Beneath this task is a listing; retype all of it exactly.

-- BEGIN Record excerpts --

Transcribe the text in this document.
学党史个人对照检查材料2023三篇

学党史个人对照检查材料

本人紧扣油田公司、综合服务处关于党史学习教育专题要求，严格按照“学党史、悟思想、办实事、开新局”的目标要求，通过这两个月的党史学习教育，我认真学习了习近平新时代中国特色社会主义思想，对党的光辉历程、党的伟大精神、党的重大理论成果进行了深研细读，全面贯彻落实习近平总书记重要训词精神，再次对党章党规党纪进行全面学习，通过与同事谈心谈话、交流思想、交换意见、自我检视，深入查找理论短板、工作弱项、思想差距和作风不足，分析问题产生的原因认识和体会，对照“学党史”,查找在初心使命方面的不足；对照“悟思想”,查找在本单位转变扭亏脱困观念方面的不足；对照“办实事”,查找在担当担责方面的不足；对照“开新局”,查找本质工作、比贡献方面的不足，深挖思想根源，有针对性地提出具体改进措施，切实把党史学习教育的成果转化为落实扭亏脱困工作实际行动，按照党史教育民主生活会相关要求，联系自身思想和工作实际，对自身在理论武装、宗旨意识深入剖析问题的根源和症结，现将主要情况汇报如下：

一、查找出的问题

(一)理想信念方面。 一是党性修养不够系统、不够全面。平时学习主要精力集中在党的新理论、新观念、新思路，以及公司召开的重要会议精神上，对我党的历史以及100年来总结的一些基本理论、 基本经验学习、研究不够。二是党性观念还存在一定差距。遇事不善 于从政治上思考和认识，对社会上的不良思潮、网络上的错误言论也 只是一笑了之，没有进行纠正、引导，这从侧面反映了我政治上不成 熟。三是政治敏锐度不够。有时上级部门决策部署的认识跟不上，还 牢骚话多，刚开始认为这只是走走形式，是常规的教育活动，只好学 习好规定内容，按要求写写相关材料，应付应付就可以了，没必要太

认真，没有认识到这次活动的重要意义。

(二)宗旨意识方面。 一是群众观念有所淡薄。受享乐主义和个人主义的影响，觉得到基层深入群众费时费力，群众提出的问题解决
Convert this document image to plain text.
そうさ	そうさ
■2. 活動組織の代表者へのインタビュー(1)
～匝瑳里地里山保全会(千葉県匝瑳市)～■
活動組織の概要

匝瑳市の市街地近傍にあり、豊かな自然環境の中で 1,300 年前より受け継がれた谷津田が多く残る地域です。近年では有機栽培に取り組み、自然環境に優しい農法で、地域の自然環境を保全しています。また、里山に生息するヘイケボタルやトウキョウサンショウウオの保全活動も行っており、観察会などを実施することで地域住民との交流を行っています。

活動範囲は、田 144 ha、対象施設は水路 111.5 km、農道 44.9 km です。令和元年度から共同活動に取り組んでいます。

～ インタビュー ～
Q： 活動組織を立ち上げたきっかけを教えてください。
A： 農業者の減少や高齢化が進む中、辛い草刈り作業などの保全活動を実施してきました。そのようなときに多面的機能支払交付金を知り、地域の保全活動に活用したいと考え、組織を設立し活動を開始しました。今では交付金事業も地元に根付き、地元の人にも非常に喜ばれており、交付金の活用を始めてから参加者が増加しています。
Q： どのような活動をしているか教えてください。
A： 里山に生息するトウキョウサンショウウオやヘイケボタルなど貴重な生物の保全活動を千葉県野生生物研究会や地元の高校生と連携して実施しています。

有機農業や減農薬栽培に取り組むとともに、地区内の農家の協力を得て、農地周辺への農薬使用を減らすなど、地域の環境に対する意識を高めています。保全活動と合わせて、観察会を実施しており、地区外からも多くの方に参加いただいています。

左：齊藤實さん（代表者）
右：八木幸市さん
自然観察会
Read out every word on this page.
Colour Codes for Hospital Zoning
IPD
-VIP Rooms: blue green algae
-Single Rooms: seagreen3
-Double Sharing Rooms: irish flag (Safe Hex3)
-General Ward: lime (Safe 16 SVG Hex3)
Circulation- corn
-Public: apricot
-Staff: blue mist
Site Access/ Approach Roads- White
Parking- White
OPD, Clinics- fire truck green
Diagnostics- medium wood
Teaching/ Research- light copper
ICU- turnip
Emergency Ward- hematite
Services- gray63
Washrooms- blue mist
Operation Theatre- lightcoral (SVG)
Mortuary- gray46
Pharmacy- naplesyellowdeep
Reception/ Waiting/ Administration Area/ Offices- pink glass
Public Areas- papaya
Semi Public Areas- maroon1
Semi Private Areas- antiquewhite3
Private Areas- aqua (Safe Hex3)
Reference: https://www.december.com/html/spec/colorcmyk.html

-- END Record excerpts --

# [Solution to this problem]
Transcribe the text in this document.
学党史个人对照检查材料2023三篇

学党史个人对照检查材料

本人紧扣油田公司、综合服务处关于党史学习教育专题要求，严格按照“学党史、悟思想、办实事、开新局”的目标要求，通过这两个月的党史学习教育，我认真学习了习近平新时代中国特色社会主义思想，对党的光辉历程、党的伟大精神、党的重大理论成果进行了深研细读，全面贯彻落实习近平总书记重要训词精神，再次对党章党规党纪进行全面学习，通过与同事谈心谈话、交流思想、交换意见、自我检视，深入查找理论短板、工作弱项、思想差距和作风不足，分析问题产生的原因认识和体会，对照“学党史”,查找在初心使命方面的不足；对照“悟思想”,查找在本单位转变扭亏脱困观念方面的不足；对照“办实事”,查找在担当担责方面的不足；对照“开新局”,查找本质工作、比贡献方面的不足，深挖思想根源，有针对性地提出具体改进措施，切实把党史学习教育的成果转化为落实扭亏脱困工作实际行动，按照党史教育民主生活会相关要求，联系自身思想和工作实际，对自身在理论武装、宗旨意识深入剖析问题的根源和症结，现将主要情况汇报如下：

一、查找出的问题

(一)理想信念方面。 一是党性修养不够系统、不够全面。平时学习主要精力集中在党的新理论、新观念、新思路，以及公司召开的重要会议精神上，对我党的历史以及100年来总结的一些基本理论、 基本经验学习、研究不够。二是党性观念还存在一定差距。遇事不善 于从政治上思考和认识，对社会上的不良思潮、网络上的错误言论也 只是一笑了之，没有进行纠正、引导，这从侧面反映了我政治上不成 熟。三是政治敏锐度不够。有时上级部门决策部署的认识跟不上，还 牢骚话多，刚开始认为这只是走走形式，是常规的教育活动，只好学 习好规定内容，按要求写写相关材料，应付应付就可以了，没必要太

认真，没有认识到这次活动的重要意义。

(二)宗旨意识方面。 一是群众观念有所淡薄。受享乐主义和个人主义的影响，觉得到基层深入群众费时费力，群众提出的问题解决
Convert this document image to plain text.
そうさ	そうさ
■2. 活動組織の代表者へのインタビュー(1)
～匝瑳里地里山保全会(千葉県匝瑳市)～■
活動組織の概要

匝瑳市の市街地近傍にあり、豊かな自然環境の中で 1,300 年前より受け継がれた谷津田が多く残る地域です。近年では有機栽培に取り組み、自然環境に優しい農法で、地域の自然環境を保全しています。また、里山に生息するヘイケボタルやトウキョウサンショウウオの保全活動も行っており、観察会などを実施することで地域住民との交流を行っています。

活動範囲は、田 144 ha、対象施設は水路 111.5 km、農道 44.9 km です。令和元年度から共同活動に取り組んでいます。

～ インタビュー ～
Q： 活動組織を立ち上げたきっかけを教えてください。
A： 農業者の減少や高齢化が進む中、辛い草刈り作業などの保全活動を実施してきました。そのようなときに多面的機能支払交付金を知り、地域の保全活動に活用したいと考え、組織を設立し活動を開始しました。今では交付金事業も地元に根付き、地元の人にも非常に喜ばれており、交付金の活用を始めてから参加者が増加しています。
Q： どのような活動をしているか教えてください。
A： 里山に生息するトウキョウサンショウウオやヘイケボタルなど貴重な生物の保全活動を千葉県野生生物研究会や地元の高校生と連携して実施しています。

有機農業や減農薬栽培に取り組むとともに、地区内の農家の協力を得て、農地周辺への農薬使用を減らすなど、地域の環境に対する意識を高めています。保全活動と合わせて、観察会を実施しており、地区外からも多くの方に参加いただいています。

左：齊藤實さん（代表者）
右：八木幸市さん
自然観察会
Read out every word on this page.
Colour Codes for Hospital Zoning
IPD
-VIP Rooms: blue green algae
-Single Rooms: seagreen3
-Double Sharing Rooms: irish flag (Safe Hex3)
-General Ward: lime (Safe 16 SVG Hex3)
Circulation- corn
-Public: apricot
-Staff: blue mist
Site Access/ Approach Roads- White
Parking- White
OPD, Clinics- fire truck green
Diagnostics- medium wood
Teaching/ Research- light copper
ICU- turnip
Emergency Ward- hematite
Services- gray63
Washrooms- blue mist
Operation Theatre- lightcoral (SVG)
Mortuary- gray46
Pharmacy- naplesyellowdeep
Reception/ Waiting/ Administration Area/ Offices- pink glass
Public Areas- papaya
Semi Public Areas- maroon1
Semi Private Areas- antiquewhite3
Private Areas- aqua (Safe Hex3)
Reference: https://www.december.com/html/spec/colorcmyk.html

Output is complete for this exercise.